-- Start Data rows --

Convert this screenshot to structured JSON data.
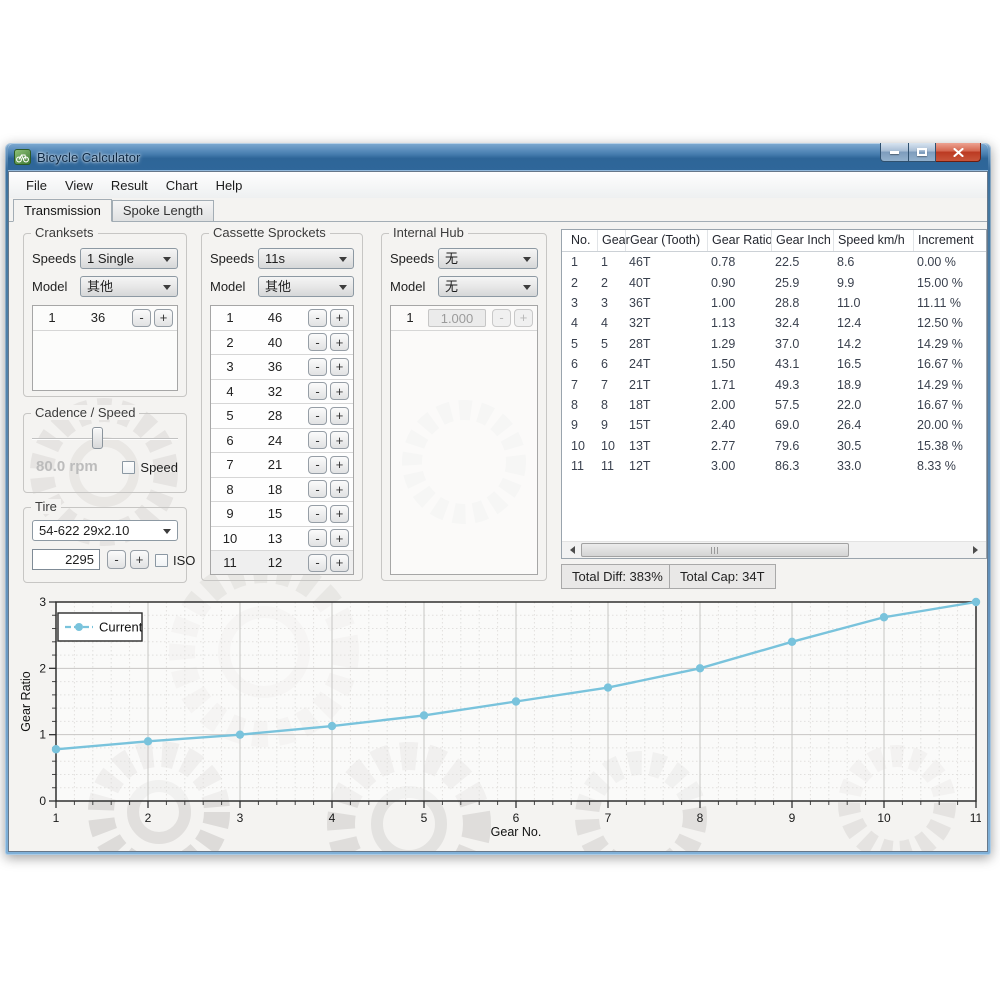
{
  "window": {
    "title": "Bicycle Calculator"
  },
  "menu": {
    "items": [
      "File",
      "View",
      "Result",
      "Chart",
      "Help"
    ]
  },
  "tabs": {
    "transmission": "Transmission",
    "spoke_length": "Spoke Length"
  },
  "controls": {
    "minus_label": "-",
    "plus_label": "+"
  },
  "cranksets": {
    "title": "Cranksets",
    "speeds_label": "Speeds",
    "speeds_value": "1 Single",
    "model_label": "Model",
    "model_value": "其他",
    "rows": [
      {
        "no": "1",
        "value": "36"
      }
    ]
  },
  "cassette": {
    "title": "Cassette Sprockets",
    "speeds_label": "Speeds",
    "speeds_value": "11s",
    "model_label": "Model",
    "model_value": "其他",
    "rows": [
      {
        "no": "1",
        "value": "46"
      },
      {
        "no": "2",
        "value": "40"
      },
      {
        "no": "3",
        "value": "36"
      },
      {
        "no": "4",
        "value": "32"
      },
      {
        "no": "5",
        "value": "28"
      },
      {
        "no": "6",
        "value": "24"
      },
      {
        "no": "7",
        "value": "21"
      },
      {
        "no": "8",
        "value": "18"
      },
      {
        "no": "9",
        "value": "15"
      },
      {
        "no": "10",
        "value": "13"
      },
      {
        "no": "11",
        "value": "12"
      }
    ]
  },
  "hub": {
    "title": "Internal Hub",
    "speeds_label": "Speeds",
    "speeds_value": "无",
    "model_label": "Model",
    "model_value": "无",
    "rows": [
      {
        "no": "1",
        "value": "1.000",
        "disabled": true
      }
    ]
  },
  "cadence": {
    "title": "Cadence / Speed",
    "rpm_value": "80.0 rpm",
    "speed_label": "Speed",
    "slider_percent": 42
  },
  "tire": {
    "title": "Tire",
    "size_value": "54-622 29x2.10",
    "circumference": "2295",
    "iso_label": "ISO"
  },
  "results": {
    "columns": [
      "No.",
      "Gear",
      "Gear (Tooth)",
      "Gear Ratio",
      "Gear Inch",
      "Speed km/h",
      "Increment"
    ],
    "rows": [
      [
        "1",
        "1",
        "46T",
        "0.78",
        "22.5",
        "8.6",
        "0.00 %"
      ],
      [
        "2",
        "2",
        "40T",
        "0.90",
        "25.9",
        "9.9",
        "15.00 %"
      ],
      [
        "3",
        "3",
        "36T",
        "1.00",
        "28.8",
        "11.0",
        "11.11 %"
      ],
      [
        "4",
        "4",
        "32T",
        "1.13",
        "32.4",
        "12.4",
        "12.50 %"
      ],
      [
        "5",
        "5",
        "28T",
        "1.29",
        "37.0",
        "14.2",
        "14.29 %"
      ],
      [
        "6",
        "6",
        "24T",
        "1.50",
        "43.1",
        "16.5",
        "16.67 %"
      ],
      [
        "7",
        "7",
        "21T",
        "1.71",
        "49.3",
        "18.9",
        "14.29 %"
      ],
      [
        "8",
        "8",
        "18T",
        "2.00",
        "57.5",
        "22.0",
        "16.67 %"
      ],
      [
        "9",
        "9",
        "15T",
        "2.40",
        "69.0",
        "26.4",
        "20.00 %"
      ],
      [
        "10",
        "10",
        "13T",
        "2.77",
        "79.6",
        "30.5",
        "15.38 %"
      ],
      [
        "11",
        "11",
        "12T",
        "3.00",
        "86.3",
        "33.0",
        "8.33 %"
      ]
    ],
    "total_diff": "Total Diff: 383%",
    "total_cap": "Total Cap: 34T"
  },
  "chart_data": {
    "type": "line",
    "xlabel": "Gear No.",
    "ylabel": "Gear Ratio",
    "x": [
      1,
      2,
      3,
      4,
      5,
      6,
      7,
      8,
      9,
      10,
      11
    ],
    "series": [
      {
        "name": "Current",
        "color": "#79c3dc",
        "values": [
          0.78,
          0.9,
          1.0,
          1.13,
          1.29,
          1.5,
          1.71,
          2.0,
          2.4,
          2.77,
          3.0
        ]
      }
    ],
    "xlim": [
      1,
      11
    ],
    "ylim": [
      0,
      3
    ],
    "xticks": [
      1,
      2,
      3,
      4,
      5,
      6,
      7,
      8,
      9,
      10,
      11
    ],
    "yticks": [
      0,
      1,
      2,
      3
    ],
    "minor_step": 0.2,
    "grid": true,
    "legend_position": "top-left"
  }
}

-- End Data rows --

**Directive**. Skip the pictures and print each record exactly as it stands.

**Result of this task**.
Convert this screenshot to structured JSON data.
{
  "window": {
    "title": "Bicycle Calculator"
  },
  "menu": {
    "items": [
      "File",
      "View",
      "Result",
      "Chart",
      "Help"
    ]
  },
  "tabs": {
    "transmission": "Transmission",
    "spoke_length": "Spoke Length"
  },
  "controls": {
    "minus_label": "-",
    "plus_label": "+"
  },
  "cranksets": {
    "title": "Cranksets",
    "speeds_label": "Speeds",
    "speeds_value": "1 Single",
    "model_label": "Model",
    "model_value": "其他",
    "rows": [
      {
        "no": "1",
        "value": "36"
      }
    ]
  },
  "cassette": {
    "title": "Cassette Sprockets",
    "speeds_label": "Speeds",
    "speeds_value": "11s",
    "model_label": "Model",
    "model_value": "其他",
    "rows": [
      {
        "no": "1",
        "value": "46"
      },
      {
        "no": "2",
        "value": "40"
      },
      {
        "no": "3",
        "value": "36"
      },
      {
        "no": "4",
        "value": "32"
      },
      {
        "no": "5",
        "value": "28"
      },
      {
        "no": "6",
        "value": "24"
      },
      {
        "no": "7",
        "value": "21"
      },
      {
        "no": "8",
        "value": "18"
      },
      {
        "no": "9",
        "value": "15"
      },
      {
        "no": "10",
        "value": "13"
      },
      {
        "no": "11",
        "value": "12"
      }
    ]
  },
  "hub": {
    "title": "Internal Hub",
    "speeds_label": "Speeds",
    "speeds_value": "无",
    "model_label": "Model",
    "model_value": "无",
    "rows": [
      {
        "no": "1",
        "value": "1.000",
        "disabled": true
      }
    ]
  },
  "cadence": {
    "title": "Cadence / Speed",
    "rpm_value": "80.0 rpm",
    "speed_label": "Speed",
    "slider_percent": 42
  },
  "tire": {
    "title": "Tire",
    "size_value": "54-622 29x2.10",
    "circumference": "2295",
    "iso_label": "ISO"
  },
  "results": {
    "columns": [
      "No.",
      "Gear",
      "Gear (Tooth)",
      "Gear Ratio",
      "Gear Inch",
      "Speed km/h",
      "Increment"
    ],
    "rows": [
      [
        "1",
        "1",
        "46T",
        "0.78",
        "22.5",
        "8.6",
        "0.00 %"
      ],
      [
        "2",
        "2",
        "40T",
        "0.90",
        "25.9",
        "9.9",
        "15.00 %"
      ],
      [
        "3",
        "3",
        "36T",
        "1.00",
        "28.8",
        "11.0",
        "11.11 %"
      ],
      [
        "4",
        "4",
        "32T",
        "1.13",
        "32.4",
        "12.4",
        "12.50 %"
      ],
      [
        "5",
        "5",
        "28T",
        "1.29",
        "37.0",
        "14.2",
        "14.29 %"
      ],
      [
        "6",
        "6",
        "24T",
        "1.50",
        "43.1",
        "16.5",
        "16.67 %"
      ],
      [
        "7",
        "7",
        "21T",
        "1.71",
        "49.3",
        "18.9",
        "14.29 %"
      ],
      [
        "8",
        "8",
        "18T",
        "2.00",
        "57.5",
        "22.0",
        "16.67 %"
      ],
      [
        "9",
        "9",
        "15T",
        "2.40",
        "69.0",
        "26.4",
        "20.00 %"
      ],
      [
        "10",
        "10",
        "13T",
        "2.77",
        "79.6",
        "30.5",
        "15.38 %"
      ],
      [
        "11",
        "11",
        "12T",
        "3.00",
        "86.3",
        "33.0",
        "8.33 %"
      ]
    ],
    "total_diff": "Total Diff: 383%",
    "total_cap": "Total Cap: 34T"
  },
  "chart_data": {
    "type": "line",
    "xlabel": "Gear No.",
    "ylabel": "Gear Ratio",
    "x": [
      1,
      2,
      3,
      4,
      5,
      6,
      7,
      8,
      9,
      10,
      11
    ],
    "series": [
      {
        "name": "Current",
        "color": "#79c3dc",
        "values": [
          0.78,
          0.9,
          1.0,
          1.13,
          1.29,
          1.5,
          1.71,
          2.0,
          2.4,
          2.77,
          3.0
        ]
      }
    ],
    "xlim": [
      1,
      11
    ],
    "ylim": [
      0,
      3
    ],
    "xticks": [
      1,
      2,
      3,
      4,
      5,
      6,
      7,
      8,
      9,
      10,
      11
    ],
    "yticks": [
      0,
      1,
      2,
      3
    ],
    "minor_step": 0.2,
    "grid": true,
    "legend_position": "top-left"
  }
}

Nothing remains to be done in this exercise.